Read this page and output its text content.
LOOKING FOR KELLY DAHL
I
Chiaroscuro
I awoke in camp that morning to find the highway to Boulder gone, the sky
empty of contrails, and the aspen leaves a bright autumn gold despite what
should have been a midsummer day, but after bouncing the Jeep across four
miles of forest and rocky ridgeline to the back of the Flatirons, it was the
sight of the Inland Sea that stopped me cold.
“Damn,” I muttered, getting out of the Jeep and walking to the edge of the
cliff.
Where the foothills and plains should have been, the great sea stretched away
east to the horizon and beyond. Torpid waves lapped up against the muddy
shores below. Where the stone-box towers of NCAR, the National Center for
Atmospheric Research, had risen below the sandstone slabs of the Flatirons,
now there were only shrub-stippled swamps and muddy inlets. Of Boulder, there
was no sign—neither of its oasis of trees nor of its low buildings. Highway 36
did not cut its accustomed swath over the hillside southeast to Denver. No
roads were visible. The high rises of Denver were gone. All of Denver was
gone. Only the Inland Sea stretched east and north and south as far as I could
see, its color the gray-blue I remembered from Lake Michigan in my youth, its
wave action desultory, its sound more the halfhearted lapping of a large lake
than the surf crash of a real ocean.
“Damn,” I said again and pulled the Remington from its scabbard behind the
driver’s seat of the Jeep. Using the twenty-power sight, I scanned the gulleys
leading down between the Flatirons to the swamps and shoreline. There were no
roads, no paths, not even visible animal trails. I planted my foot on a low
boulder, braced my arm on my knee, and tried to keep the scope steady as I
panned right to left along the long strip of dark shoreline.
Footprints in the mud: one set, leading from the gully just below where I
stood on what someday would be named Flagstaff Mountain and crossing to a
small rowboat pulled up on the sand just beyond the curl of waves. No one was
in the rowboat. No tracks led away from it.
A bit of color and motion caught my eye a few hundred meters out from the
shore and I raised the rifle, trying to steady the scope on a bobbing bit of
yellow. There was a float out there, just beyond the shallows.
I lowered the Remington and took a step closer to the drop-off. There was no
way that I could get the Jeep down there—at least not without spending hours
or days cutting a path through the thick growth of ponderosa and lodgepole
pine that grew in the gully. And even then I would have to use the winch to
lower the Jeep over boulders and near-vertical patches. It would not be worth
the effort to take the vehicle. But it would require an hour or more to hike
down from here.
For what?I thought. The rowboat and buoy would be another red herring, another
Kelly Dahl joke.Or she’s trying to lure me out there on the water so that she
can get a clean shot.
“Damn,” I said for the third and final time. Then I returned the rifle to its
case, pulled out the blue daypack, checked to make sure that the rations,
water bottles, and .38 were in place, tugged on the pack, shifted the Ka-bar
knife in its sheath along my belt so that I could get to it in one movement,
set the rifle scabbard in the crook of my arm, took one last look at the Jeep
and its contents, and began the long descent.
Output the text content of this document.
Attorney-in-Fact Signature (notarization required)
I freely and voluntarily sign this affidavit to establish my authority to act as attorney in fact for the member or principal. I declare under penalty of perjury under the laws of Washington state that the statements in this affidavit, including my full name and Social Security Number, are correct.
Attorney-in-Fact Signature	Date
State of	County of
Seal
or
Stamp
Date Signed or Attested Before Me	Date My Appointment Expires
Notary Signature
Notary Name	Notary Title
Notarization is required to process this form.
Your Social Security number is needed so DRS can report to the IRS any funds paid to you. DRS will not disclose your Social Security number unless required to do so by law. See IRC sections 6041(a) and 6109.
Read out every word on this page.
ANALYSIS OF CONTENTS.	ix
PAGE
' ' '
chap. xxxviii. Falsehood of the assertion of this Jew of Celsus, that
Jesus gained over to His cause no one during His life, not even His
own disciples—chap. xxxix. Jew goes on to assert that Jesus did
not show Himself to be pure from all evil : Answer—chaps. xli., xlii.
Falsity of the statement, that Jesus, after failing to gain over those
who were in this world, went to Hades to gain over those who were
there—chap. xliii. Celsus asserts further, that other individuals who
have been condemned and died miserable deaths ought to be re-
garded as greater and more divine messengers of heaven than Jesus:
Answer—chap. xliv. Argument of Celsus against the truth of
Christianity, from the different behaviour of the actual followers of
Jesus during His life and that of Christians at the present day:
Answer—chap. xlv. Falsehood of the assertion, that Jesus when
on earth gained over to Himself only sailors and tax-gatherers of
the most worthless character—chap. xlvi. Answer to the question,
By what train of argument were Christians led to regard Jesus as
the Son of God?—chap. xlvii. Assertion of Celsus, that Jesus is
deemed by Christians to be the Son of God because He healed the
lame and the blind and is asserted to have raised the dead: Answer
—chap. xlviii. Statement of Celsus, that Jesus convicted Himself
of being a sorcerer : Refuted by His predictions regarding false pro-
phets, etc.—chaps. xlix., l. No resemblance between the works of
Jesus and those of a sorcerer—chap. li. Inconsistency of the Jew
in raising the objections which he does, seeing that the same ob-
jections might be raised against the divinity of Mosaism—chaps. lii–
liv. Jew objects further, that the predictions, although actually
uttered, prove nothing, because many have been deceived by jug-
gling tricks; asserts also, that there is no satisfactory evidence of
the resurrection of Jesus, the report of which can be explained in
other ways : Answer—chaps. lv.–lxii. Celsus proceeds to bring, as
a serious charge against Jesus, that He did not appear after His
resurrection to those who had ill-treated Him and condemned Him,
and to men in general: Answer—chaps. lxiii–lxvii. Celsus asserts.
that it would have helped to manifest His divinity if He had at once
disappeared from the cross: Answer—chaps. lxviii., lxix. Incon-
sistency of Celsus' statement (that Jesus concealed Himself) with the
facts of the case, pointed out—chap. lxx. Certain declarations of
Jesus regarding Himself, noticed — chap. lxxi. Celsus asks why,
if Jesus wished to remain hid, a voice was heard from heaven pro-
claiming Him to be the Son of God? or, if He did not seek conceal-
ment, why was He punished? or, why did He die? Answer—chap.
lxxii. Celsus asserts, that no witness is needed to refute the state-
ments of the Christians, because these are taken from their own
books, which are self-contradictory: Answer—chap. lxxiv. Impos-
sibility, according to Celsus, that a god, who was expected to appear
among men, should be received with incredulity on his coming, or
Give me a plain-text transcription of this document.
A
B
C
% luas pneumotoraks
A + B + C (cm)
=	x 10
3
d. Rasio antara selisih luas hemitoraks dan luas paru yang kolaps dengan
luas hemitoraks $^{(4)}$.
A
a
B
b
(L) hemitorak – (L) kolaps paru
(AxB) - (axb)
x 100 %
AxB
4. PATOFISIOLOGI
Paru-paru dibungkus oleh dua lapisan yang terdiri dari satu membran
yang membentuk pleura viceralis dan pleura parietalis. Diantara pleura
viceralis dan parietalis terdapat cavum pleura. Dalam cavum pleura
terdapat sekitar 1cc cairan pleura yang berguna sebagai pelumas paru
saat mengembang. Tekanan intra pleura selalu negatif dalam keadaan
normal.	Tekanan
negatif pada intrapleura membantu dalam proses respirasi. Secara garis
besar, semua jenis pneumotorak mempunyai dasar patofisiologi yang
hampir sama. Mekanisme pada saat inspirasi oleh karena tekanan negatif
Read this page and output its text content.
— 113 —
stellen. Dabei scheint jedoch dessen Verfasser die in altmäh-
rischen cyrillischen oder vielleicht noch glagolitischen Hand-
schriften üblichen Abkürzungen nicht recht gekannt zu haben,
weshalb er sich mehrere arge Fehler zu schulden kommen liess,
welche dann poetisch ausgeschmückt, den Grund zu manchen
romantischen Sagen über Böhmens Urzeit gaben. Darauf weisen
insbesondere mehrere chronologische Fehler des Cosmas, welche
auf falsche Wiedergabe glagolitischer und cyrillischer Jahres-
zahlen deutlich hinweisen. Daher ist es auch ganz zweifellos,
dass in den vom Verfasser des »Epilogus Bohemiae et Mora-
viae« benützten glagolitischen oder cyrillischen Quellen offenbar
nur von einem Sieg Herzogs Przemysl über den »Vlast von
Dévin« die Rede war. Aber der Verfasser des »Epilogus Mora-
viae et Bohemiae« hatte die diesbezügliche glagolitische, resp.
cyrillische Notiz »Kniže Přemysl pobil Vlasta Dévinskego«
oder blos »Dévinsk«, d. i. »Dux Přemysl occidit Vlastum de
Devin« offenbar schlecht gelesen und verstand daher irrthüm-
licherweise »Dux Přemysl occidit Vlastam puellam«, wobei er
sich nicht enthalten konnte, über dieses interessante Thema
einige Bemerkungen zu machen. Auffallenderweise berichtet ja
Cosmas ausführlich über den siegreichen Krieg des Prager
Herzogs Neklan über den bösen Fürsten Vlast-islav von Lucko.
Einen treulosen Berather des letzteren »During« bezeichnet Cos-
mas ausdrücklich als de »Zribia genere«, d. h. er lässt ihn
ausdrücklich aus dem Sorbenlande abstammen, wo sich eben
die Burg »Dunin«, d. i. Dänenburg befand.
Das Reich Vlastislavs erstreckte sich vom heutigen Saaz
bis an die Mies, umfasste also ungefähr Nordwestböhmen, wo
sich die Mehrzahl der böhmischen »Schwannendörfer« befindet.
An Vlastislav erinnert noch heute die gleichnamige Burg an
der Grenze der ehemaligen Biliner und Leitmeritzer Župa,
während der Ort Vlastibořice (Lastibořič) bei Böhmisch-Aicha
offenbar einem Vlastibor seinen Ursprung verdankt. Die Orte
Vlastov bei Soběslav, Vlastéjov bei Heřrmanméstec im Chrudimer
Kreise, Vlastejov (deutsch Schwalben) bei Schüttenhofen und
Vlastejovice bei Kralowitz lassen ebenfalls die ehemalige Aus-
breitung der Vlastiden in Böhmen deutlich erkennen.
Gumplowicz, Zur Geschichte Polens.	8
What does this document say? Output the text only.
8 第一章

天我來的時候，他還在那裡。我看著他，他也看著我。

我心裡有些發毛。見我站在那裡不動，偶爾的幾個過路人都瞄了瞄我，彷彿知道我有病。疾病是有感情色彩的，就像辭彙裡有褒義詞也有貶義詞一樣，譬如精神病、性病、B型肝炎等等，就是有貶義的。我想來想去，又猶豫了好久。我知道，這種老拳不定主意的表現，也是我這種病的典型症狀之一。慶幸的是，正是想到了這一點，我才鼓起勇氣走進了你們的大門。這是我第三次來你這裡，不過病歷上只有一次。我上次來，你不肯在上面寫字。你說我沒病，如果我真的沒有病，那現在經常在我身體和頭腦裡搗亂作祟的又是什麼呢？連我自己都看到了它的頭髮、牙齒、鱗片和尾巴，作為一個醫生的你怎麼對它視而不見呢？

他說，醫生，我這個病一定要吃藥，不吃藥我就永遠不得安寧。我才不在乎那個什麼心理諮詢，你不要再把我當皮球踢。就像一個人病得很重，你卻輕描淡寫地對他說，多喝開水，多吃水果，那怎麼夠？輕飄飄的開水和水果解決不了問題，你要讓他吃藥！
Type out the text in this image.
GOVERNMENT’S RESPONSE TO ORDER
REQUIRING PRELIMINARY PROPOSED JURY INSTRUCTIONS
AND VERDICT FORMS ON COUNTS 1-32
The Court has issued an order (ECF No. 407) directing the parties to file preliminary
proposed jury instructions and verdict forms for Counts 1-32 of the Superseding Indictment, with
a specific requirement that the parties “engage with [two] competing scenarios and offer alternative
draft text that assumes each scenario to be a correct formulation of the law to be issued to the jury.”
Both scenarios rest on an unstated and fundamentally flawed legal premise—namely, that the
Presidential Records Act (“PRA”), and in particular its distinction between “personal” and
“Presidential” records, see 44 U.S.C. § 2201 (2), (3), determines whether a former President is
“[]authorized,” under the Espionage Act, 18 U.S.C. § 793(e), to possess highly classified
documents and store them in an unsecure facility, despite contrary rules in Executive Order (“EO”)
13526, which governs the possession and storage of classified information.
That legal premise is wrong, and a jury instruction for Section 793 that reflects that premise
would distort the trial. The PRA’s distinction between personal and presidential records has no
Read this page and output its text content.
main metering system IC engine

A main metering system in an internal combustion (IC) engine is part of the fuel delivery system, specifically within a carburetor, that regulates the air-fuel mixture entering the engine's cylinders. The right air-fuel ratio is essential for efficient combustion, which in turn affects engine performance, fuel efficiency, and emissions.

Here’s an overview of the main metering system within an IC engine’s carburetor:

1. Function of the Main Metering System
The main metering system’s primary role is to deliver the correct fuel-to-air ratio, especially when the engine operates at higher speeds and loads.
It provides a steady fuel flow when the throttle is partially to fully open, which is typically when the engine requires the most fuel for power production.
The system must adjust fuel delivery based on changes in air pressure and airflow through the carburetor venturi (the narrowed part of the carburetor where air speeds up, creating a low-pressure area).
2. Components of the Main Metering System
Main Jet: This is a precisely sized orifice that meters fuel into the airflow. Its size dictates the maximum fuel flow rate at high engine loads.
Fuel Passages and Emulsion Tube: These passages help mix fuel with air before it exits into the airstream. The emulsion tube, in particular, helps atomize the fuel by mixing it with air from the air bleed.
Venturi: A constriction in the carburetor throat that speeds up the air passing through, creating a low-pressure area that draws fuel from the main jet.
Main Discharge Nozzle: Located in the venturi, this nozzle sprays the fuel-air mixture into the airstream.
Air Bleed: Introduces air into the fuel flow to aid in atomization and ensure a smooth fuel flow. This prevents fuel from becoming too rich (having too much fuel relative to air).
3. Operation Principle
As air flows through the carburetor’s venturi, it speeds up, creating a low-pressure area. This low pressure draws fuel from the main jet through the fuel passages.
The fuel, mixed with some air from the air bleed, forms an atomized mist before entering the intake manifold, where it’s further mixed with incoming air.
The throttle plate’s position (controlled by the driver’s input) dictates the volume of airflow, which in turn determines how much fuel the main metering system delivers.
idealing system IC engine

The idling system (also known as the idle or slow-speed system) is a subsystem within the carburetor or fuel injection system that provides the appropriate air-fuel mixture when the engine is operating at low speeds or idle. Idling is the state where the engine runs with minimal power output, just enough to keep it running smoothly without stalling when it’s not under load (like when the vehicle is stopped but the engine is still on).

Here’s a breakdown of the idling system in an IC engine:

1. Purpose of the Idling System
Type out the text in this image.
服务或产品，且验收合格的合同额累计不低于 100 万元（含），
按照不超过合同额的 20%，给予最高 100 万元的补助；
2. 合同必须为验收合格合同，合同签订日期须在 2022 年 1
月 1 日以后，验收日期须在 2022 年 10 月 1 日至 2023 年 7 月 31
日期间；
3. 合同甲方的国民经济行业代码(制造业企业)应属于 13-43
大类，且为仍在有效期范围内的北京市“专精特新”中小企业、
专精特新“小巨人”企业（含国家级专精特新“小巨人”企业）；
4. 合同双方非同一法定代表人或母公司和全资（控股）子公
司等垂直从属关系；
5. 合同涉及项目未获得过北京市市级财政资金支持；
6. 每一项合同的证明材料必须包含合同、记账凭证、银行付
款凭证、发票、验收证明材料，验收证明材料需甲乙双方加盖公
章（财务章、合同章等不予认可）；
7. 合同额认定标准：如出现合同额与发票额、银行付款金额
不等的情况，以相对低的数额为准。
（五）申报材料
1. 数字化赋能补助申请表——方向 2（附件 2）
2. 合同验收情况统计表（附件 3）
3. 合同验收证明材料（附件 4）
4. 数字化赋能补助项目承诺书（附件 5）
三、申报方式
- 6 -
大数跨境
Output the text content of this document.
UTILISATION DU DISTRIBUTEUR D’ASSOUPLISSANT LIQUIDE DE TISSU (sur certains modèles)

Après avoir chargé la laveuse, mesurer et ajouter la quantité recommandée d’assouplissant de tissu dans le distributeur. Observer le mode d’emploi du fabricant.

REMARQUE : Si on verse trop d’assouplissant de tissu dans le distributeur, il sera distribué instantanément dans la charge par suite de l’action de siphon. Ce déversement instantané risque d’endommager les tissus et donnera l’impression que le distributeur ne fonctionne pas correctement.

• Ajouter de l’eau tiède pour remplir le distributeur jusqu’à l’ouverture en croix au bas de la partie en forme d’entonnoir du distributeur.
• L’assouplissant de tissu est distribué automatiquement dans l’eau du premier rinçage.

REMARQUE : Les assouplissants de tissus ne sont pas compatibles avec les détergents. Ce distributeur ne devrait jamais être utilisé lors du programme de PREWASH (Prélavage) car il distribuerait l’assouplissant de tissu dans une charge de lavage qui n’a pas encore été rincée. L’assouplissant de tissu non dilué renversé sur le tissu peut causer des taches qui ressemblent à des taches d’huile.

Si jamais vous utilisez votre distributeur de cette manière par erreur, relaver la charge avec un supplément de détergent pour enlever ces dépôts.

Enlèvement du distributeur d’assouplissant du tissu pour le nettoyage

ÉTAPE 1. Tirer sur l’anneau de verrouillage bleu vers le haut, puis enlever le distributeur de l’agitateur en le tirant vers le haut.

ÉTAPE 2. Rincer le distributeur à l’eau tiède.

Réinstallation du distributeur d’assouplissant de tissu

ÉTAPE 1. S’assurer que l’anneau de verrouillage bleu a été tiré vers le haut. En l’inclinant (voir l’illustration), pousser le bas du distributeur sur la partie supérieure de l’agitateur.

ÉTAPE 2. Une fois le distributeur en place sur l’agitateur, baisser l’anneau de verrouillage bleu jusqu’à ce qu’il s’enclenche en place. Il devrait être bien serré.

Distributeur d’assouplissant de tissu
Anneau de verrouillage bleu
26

§ **Required work**
Copy every line of the listing where the word "keep" appears.

§ **Finished answer**
boulder, braced my arm on my knee, and tried to keep the scope steady as I
The idling system (also known as the idle or slow-speed system) is a subsystem within the carburetor or fuel injection system that provides the appropriate air-fuel mixture when the engine is operating at low speeds or idle. Idling is the state where the engine runs with minimal power output, just enough to keep it running smoothly without stalling when it’s not under load (like when the vehicle is stopped but the engine is still on).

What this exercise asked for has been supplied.